[EXERCISE INSTRUCTIONS] Return each line of the listing that contains the string "CUENCA".

++++++

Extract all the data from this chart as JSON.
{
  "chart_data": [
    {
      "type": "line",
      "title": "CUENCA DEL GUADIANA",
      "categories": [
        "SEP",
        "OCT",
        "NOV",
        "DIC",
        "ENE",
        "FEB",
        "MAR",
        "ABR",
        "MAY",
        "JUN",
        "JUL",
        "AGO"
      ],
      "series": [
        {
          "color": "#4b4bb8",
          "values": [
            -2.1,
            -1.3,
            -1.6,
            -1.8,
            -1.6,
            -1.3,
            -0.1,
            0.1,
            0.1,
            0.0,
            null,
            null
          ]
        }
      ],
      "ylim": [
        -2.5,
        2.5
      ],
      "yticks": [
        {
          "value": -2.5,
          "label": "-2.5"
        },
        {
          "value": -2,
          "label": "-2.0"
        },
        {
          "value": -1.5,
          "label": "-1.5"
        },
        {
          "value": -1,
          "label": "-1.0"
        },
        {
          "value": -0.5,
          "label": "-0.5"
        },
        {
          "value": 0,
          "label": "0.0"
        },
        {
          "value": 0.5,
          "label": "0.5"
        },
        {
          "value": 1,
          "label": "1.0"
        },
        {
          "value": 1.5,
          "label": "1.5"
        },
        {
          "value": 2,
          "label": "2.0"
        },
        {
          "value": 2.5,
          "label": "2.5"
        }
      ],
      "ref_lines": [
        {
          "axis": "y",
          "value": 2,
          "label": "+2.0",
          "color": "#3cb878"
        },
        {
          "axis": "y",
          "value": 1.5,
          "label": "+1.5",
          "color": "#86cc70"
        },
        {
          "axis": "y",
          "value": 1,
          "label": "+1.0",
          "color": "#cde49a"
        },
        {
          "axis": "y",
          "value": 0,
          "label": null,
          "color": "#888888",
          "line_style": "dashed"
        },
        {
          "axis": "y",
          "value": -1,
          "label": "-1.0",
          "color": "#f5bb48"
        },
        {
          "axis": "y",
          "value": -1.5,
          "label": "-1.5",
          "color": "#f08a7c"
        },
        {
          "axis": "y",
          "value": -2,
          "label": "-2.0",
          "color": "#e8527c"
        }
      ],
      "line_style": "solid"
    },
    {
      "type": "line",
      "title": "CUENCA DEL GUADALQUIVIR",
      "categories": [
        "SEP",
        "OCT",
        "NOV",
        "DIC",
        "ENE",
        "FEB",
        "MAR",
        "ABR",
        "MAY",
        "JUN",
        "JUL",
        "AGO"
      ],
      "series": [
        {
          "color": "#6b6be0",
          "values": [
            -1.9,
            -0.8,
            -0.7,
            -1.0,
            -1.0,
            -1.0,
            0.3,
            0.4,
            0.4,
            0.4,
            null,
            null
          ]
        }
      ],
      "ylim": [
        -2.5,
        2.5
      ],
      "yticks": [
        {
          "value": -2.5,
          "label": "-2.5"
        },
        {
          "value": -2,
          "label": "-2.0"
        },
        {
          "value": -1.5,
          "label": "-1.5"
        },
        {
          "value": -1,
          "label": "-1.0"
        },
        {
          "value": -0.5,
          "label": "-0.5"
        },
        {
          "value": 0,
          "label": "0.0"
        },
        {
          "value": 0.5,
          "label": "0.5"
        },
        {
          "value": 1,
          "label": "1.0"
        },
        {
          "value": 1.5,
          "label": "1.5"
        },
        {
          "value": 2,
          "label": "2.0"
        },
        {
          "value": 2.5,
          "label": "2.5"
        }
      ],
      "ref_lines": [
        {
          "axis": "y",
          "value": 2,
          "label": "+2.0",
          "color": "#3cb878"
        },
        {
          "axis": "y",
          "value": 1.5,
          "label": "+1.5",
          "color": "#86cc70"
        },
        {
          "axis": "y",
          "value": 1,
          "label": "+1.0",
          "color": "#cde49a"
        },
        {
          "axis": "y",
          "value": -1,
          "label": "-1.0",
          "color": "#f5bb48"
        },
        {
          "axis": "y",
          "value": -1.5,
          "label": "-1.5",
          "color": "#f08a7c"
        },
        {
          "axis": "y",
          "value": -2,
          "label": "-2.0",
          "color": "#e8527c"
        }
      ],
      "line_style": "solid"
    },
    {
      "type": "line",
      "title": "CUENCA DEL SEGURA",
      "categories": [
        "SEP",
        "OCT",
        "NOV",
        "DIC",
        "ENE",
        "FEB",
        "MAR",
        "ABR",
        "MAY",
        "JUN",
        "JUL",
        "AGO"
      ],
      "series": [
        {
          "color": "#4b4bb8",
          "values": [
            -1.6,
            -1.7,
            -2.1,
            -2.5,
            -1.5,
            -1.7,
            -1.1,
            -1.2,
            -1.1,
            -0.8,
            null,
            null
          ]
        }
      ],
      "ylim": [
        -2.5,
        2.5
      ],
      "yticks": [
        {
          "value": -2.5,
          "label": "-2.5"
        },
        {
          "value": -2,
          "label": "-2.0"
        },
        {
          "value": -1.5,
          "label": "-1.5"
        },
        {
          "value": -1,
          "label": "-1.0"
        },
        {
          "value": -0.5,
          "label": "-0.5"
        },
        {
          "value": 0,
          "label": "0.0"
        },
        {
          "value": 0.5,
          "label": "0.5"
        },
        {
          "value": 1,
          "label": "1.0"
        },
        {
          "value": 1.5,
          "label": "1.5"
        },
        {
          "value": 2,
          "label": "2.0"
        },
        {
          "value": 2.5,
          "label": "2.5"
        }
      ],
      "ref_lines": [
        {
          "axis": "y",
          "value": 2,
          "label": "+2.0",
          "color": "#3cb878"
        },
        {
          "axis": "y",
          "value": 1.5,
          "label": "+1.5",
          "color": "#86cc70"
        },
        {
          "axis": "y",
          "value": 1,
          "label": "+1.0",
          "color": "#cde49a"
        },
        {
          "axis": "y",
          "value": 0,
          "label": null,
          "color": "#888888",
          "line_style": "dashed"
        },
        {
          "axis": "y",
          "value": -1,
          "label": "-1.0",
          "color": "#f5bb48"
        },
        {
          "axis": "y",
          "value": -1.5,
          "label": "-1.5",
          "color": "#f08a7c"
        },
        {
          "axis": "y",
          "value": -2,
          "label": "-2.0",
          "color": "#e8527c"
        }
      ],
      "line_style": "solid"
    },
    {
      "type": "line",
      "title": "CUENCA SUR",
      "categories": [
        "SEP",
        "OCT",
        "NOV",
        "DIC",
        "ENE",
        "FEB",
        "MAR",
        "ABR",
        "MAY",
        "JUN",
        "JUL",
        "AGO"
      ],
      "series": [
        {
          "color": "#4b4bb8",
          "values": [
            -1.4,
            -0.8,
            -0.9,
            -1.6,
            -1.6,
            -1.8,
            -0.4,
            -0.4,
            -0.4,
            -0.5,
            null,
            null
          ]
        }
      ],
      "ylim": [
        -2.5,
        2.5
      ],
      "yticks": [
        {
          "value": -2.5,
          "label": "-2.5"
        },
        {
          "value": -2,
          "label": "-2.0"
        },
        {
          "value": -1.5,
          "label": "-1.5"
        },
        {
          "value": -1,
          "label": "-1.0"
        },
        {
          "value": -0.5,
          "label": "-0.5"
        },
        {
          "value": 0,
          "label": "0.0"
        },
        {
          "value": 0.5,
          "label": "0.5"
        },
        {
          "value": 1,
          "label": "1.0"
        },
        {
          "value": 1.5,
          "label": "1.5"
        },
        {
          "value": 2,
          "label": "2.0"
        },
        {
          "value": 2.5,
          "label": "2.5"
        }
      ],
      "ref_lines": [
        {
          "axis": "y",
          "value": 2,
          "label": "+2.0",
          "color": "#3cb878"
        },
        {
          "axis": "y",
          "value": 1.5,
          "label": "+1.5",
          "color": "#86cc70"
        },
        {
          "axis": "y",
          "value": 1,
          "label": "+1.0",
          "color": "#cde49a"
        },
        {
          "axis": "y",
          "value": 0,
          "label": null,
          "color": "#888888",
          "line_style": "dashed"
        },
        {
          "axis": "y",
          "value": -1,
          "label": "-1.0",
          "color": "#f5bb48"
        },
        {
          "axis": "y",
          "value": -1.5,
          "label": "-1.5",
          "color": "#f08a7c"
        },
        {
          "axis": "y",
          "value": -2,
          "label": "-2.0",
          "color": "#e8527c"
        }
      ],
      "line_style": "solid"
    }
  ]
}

++++++

[FINISHED TASK]
      "title": "CUENCA DEL GUADIANA",
      "title": "CUENCA DEL GUADALQUIVIR",
      "title": "CUENCA DEL SEGURA",
      "title": "CUENCA SUR",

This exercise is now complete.